## GIVEN REQUEST 1:
Copy the entries below, unchanged, from the line with "315, 1103, 334]" to the line with "359, 528, 396]", both of those lines included.

■ ■ ■ ■ ■

Gujarat Launches the Viksit Data Centre Policy 2026-29 on 9 July
Chief Minister Bhupendra Patel and Deputy Chief Minister Harsh Sanghavi announced the Viksit Gujarat Data Centre Policy 2026-29 in Gandhinagar on 9 July 2026, setting out a three-year framework to attract investment in hyperscale data centres, AI compute infrastructure, and digital services across the state. The policy targets attracting approximately Rs 6 lakh crore in investments and enabling the development of 7.5 to 8 gigawatts of data centre capacity by 2029. Gujarat had already received informal proposals for approximately 10 gigawatts of data centre capacity from domestic and international operators before the formal policy was announced — evidence that investor demand significantly exceeds what the previous regulatory environment could efficiently channel into committed projects.
India's Data Centre Gap: 20 Per Cent of the World's Data, 3 Per Cent of the Capacity
The commercial and policy rationale for the Gujarat framework rests on a specific structural imbalance. India currently generates approximately 20 per cent of the world's data — driven by close to a billion active internet users, the world's highest volume of digital payment transactions through UPI, a rapidly digitising enterprise economy, and accelerating AI workloads across financial services, healthcare, and logistics. However, India accounts for only around 3 per cent of global data centre capacity.
This 20-to-3 mismatch means Indian data workloads are processed and stored disproportionately in Singapore, Frankfurt, Tokyo, and US-West cloud regions, adding latency for Indian end users, creating data sovereignty concerns for regulated industries, and exporting economic value to overseas infrastructure operators. The IndiaAI Mission's Rs 10,000-crore shared compute programme and the private GPU cloud investments accompanying it are further constrained by this gap: AI compute infrastructure requires data centre power, cooling, and connectivity at scale that India's current capacity cannot fully support.
The Incentive Framework
The Viksit Gujarat Data Centre Policy 2026-29 offers a layered incentive structure covering the primary capital and operating cost components of data centre investment. Capital expenditure support includes a 2.5 per cent capital subsidy for eligible projects in the Dholera Special Investment Region and reimbursement of stamp duty on land acquisition. Operating cost support includes an interest subsidy of up to 4 per cent for 10 years, a power tariff subsidy of Rs 1 per unit for 20 years, State Goods and Services Tax reimbursement during the construction phase, electricity duty reimbursements during operations, and assistance for desalination plant development.

■ ■ ■ ■ ■

## GIVEN REQUEST 2:
Proceed with the article on Gujarat's data centre policy from the point where it stops.

[Data records]
■ ■ ■ ■ ■

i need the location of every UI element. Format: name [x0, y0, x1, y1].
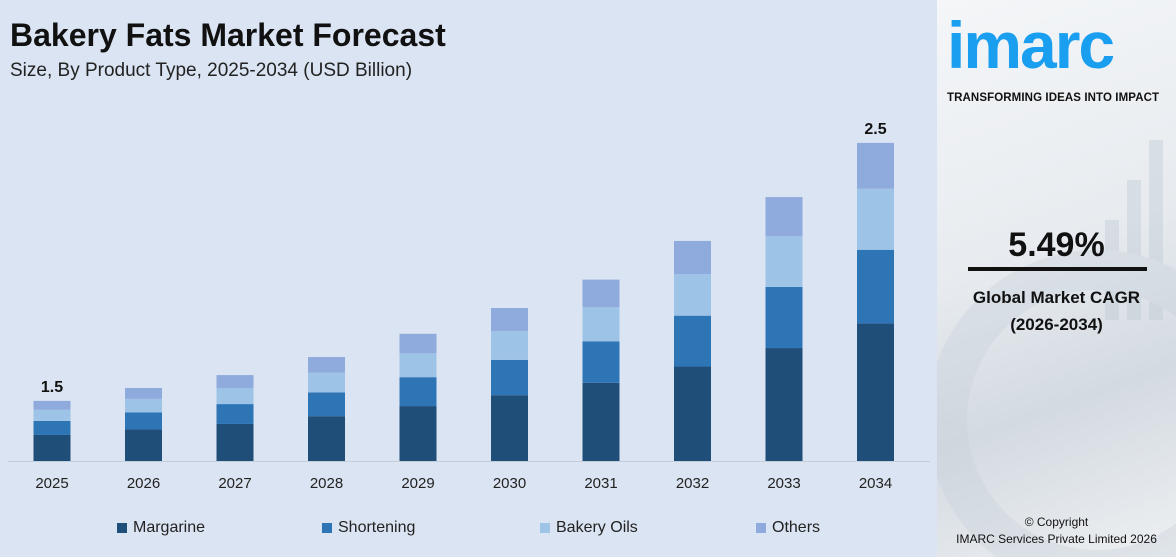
cagr-label-line2: (2026-2034)	[1010, 315, 1103, 334]
cagr-value: 5.49%	[1008, 226, 1105, 264]
bar-2034-margarine	[857, 323, 894, 461]
bar-2027-shortening	[216, 404, 254, 424]
x-tick-label: 2026	[127, 475, 160, 492]
chart-title: Bakery Fats Market Forecast	[10, 17, 446, 53]
bar-2033-others	[765, 197, 803, 237]
data-label-2025: 1.5	[41, 379, 63, 396]
chart-subtitle: Size, By Product Type, 2025-2034 (USD Bi…	[10, 60, 413, 81]
bar-2030-shortening	[491, 359, 528, 396]
legend-item-bakery-oils: Bakery Oils	[540, 519, 638, 537]
x-tick-label: 2030	[493, 475, 526, 492]
bar-2025-shortening	[33, 420, 71, 435]
bar-2033-margarine	[765, 348, 803, 461]
x-tick-label: 2031	[584, 475, 617, 492]
bar-2027-bakery-oils	[216, 387, 254, 405]
bar-2028-shortening	[308, 392, 345, 417]
legend-item-margarine: Margarine	[117, 519, 205, 537]
legend-label: Margarine	[133, 519, 206, 536]
legend-label: Bakery Oils	[556, 519, 638, 536]
bar-2032-others	[674, 240, 711, 275]
bar-2033-bakery-oils	[765, 236, 803, 287]
bar-2031-bakery-oils	[582, 307, 620, 342]
bar-2029-margarine	[399, 406, 437, 461]
legend: Margarine Shortening Bakery Oils Others	[0, 519, 937, 539]
bar-2026-shortening	[125, 412, 162, 430]
bar-2025-margarine	[33, 434, 71, 461]
x-tick-label: 2029	[401, 475, 434, 492]
chart-panel: Bakery Fats Market Forecast Size, By Pro…	[0, 17, 937, 539]
logo-text: imarc	[947, 8, 1115, 82]
bar-2031-others	[582, 279, 620, 308]
data-label-2034: 2.5	[864, 121, 886, 138]
imarc-logo: imarc TRANSFORMING IDEAS INTO IMPACT	[947, 10, 1176, 104]
legend-swatch	[322, 523, 332, 533]
bar-2027-margarine	[216, 423, 254, 461]
legend-swatch	[756, 523, 766, 533]
legend-label: Others	[772, 519, 821, 536]
bar-2029-bakery-oils	[399, 353, 437, 378]
bar-2030-others	[491, 308, 528, 332]
x-tick-label: 2034	[859, 475, 892, 492]
bar-2026-bakery-oils	[125, 398, 162, 413]
bar-2030-margarine	[491, 395, 528, 461]
tagline: TRANSFORMING IDEAS INTO IMPACT	[947, 92, 1160, 104]
bar-2032-bakery-oils	[674, 274, 711, 316]
legend-label: Shortening	[338, 519, 416, 536]
bar-2034-shortening	[857, 249, 894, 324]
x-tick-label: 2032	[676, 475, 709, 492]
bar-2029-others	[399, 333, 437, 354]
copyright-line1: © Copyright	[1024, 515, 1089, 529]
bar-2027-others	[216, 375, 254, 388]
bar-2028-margarine	[308, 416, 345, 461]
x-tick-label: 2025	[35, 475, 68, 492]
bar-2026-others	[125, 387, 162, 399]
legend-swatch	[540, 523, 550, 533]
x-tick-label: 2027	[218, 475, 251, 492]
bar-2030-bakery-oils	[491, 331, 528, 360]
cagr-label-line1: Global Market CAGR	[972, 288, 1141, 307]
bar-2028-others	[308, 357, 345, 373]
stacked-bar-chart: 2025 1.5 2026 2027 2028 2029 2030 2031 2032 2033 2…	[8, 121, 930, 492]
bar-2031-shortening	[582, 341, 620, 383]
copyright: © Copyright IMARC Services Private Limit…	[937, 514, 1176, 548]
copyright-line2: IMARC Services Private Limited 2026	[956, 532, 1157, 546]
bar-2028-bakery-oils	[308, 372, 345, 393]
bar-2032-margarine	[674, 366, 711, 461]
bar-2032-shortening	[674, 315, 711, 367]
bar-2025-others	[33, 400, 71, 410]
bar-2034-others	[857, 142, 894, 189]
legend-item-others: Others	[756, 519, 820, 537]
legend-item-shortening: Shortening	[322, 519, 415, 537]
bar-2034-bakery-oils	[857, 188, 894, 250]
info-panel: imarc TRANSFORMING IDEAS INTO IMPACT 5.4…	[937, 0, 1176, 557]
x-tick-label: 2033	[767, 475, 800, 492]
bar-2025-bakery-oils	[33, 409, 71, 421]
bar-2029-shortening	[399, 377, 437, 407]
bar-2033-shortening	[765, 286, 803, 349]
cagr-label: Global Market CAGR (2026-2034)	[937, 284, 1176, 338]
legend-swatch	[117, 523, 127, 533]
bar-2031-margarine	[582, 382, 620, 461]
x-tick-label: 2028	[310, 475, 343, 492]
bar-2026-margarine	[125, 429, 162, 461]
divider	[968, 267, 1147, 271]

■ ■ ■ ■ ■

## RESULT 1:
cagr-label-line2: (2026-2034)	[1010, 315, 1103, 334]
cagr-value: 5.49%	[1008, 226, 1105, 264]
bar-2034-margarine	[857, 323, 894, 461]
bar-2027-shortening	[216, 404, 254, 424]
x-tick-label: 2026	[127, 475, 160, 492]
chart-title: Bakery Fats Market Forecast	[10, 17, 446, 53]
bar-2033-others	[765, 197, 803, 237]
data-label-2025: 1.5	[41, 379, 63, 396]
chart-subtitle: Size, By Product Type, 2025-2034 (USD Bi…	[10, 60, 413, 81]
bar-2030-shortening	[491, 359, 528, 396]

## RESULT 2:
Power is typically the largest operating cost for a data centre, accounting for 40 to 60 per cent of total operating expenditure. The Rs 1-per-unit power tariff subsidy over 20 years represents a substantial reduction in the total cost of ownership for a hyperscale facility, and makes Gujarat's tariff-adjusted power costs competitive with mature data centre markets in Singapore and Malaysia.
The Dholera Advantage
The Dholera Special Investment Region, a greenfield smart city development south of Ahmedabad, is the primary target location under the policy and the site attracting the most favourable capital subsidy. Dholera has dedicated industrial land already zoned and serviced, high-capacity power substations under the Delhi-Mumbai Industrial Corridor programme, and fibre connectivity through Gujarat's expanding broadband infrastructure. The 2.5 per cent capital subsidy for Dholera projects is designed to make the region the default anchor location for new hyperscale investment in India alongside the established Mumbai and Chennai corridors.
The 51 Per Cent Green Energy Mandate
The policy requires that 51 per cent of the electricity consumed by data centres operating under the framework must come from renewable energy sources. It also mandates that data centre water requirements must be met through desalination plants rather than from water supplies reserved for agriculture or industry — a requirement that reflects Gujarat's coastal geography and the significant cooling water demands of high-density AI compute infrastructure.
The renewable energy mandate aligns the policy with the environmental commitments that hyperscale cloud providers have made publicly. Microsoft Azure, Google Cloud, and Amazon Web Services have all committed to operating on carbon-free or renewable power, and facilities that meet the 51 per cent renewable threshold can be integrated into these providers' green cloud certification frameworks — making the Gujarat policy commercially compatible with what the most significant potential investors already require from their global data centre portfolio.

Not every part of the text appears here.